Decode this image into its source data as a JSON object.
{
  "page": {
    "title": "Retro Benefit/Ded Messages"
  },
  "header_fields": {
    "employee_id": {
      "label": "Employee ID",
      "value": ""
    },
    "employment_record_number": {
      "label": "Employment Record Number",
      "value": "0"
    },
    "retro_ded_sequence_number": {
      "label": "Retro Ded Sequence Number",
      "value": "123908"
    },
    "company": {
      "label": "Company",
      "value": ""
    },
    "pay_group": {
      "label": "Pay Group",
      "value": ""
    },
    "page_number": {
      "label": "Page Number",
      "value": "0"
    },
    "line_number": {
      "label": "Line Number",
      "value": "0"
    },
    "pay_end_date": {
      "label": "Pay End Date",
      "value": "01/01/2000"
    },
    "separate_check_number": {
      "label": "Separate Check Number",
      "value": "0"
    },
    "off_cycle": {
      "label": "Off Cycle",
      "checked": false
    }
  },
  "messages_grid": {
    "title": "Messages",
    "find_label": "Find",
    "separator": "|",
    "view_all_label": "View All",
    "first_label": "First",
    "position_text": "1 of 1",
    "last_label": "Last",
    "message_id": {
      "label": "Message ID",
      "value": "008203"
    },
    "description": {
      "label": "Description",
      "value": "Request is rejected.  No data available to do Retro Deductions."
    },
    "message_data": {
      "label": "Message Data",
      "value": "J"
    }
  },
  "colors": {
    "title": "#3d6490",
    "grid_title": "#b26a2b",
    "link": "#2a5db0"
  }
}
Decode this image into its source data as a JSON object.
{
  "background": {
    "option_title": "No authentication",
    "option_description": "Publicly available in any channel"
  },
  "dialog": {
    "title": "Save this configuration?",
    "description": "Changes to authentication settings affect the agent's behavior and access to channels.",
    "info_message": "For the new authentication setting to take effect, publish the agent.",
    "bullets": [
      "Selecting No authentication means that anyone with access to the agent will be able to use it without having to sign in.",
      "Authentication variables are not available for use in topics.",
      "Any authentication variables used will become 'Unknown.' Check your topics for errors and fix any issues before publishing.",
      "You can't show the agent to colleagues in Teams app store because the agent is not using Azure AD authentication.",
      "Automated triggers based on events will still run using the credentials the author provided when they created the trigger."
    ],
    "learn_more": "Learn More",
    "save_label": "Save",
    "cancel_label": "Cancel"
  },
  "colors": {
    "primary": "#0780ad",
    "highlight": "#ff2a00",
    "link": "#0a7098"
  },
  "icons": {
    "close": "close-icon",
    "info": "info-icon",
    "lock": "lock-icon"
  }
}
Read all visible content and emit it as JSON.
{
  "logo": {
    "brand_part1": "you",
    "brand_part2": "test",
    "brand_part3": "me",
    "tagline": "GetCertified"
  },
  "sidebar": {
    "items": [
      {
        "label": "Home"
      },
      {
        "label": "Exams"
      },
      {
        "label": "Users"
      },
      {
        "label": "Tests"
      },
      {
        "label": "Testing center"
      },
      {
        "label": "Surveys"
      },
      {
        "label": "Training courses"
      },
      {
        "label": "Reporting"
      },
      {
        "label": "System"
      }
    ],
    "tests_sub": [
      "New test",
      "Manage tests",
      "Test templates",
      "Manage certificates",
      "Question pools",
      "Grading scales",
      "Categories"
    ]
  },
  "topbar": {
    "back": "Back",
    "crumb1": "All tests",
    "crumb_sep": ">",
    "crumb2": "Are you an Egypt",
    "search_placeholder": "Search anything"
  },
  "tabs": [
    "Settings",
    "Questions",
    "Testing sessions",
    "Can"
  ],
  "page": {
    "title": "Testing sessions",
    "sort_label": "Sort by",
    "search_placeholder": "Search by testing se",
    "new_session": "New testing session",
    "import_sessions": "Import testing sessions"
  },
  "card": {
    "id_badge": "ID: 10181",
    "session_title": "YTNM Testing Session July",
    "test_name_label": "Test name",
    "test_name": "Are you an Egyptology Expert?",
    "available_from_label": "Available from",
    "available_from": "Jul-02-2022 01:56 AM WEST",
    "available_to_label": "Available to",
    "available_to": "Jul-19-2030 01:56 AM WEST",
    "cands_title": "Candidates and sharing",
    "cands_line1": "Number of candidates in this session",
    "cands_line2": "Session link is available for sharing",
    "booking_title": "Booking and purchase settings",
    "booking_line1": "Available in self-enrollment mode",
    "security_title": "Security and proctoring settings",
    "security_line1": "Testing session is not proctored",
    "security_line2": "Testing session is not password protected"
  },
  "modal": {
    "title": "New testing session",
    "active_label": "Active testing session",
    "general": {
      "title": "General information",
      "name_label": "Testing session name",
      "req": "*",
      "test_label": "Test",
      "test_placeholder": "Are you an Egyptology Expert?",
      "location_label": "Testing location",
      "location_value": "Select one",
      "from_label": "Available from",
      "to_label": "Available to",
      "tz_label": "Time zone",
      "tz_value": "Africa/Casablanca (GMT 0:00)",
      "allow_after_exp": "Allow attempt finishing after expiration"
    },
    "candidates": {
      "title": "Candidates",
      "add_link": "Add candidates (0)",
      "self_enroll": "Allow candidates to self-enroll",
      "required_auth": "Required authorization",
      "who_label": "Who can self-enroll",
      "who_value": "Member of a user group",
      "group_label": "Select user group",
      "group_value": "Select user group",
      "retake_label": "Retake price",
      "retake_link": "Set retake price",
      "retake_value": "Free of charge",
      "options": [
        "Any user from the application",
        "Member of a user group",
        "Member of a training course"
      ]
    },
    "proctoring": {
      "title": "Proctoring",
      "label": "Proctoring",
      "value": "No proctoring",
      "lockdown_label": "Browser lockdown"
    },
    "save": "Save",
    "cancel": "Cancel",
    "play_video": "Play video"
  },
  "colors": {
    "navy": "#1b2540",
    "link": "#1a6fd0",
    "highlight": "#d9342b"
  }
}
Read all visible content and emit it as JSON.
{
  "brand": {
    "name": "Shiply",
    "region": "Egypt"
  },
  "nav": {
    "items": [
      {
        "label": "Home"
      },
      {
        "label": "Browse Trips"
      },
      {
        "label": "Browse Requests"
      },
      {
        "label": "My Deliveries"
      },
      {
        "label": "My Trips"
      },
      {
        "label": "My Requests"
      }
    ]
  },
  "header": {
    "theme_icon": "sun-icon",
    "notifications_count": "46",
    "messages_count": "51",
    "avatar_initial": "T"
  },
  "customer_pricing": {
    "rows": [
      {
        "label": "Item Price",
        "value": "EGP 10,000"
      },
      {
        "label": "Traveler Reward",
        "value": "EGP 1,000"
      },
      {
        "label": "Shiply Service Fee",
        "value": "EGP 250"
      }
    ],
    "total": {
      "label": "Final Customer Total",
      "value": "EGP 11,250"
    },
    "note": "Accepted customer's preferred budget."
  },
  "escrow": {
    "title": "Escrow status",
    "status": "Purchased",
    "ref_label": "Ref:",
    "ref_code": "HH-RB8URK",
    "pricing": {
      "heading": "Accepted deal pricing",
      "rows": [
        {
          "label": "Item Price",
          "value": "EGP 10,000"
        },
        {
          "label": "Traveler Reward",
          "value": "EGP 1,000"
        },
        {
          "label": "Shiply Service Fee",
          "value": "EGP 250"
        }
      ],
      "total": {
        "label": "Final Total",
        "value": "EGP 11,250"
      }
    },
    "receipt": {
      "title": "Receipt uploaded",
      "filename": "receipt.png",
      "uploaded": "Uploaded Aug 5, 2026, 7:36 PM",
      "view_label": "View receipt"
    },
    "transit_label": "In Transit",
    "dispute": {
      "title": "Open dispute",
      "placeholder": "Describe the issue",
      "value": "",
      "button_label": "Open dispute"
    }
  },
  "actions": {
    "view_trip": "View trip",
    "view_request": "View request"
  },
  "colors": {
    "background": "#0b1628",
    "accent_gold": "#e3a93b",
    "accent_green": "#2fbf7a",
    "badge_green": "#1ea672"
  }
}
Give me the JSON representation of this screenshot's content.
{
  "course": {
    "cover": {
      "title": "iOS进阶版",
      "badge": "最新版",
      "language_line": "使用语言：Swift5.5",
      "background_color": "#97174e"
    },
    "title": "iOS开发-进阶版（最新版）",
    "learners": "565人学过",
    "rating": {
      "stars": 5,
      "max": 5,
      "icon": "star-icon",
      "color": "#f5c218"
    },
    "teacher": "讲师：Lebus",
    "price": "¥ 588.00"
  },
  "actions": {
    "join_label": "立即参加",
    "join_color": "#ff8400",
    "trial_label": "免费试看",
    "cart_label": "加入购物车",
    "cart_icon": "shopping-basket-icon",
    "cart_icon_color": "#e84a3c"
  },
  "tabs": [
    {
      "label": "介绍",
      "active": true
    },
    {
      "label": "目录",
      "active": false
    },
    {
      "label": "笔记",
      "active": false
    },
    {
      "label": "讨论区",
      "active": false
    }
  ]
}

▸ **TASK DESCRIPTION**:
Repeat exactly, and only, the lines of the records above, starting with the line that contains "Give me the" and ending with the final line, both included.

▸ **OUTPUT OF THE TASK**:
Give me the JSON representation of this screenshot's content.
{
  "course": {
    "cover": {
      "title": "iOS进阶版",
      "badge": "最新版",
      "language_line": "使用语言：Swift5.5",
      "background_color": "#97174e"
    },
    "title": "iOS开发-进阶版（最新版）",
    "learners": "565人学过",
    "rating": {
      "stars": 5,
      "max": 5,
      "icon": "star-icon",
      "color": "#f5c218"
    },
    "teacher": "讲师：Lebus",
    "price": "¥ 588.00"
  },
  "actions": {
    "join_label": "立即参加",
    "join_color": "#ff8400",
    "trial_label": "免费试看",
    "cart_label": "加入购物车",
    "cart_icon": "shopping-basket-icon",
    "cart_icon_color": "#e84a3c"
  },
  "tabs": [
    {
      "label": "介绍",
      "active": true
    },
    {
      "label": "目录",
      "active": false
    },
    {
      "label": "笔记",
      "active": false
    },
    {
      "label": "讨论区",
      "active": false
    }
  ]
}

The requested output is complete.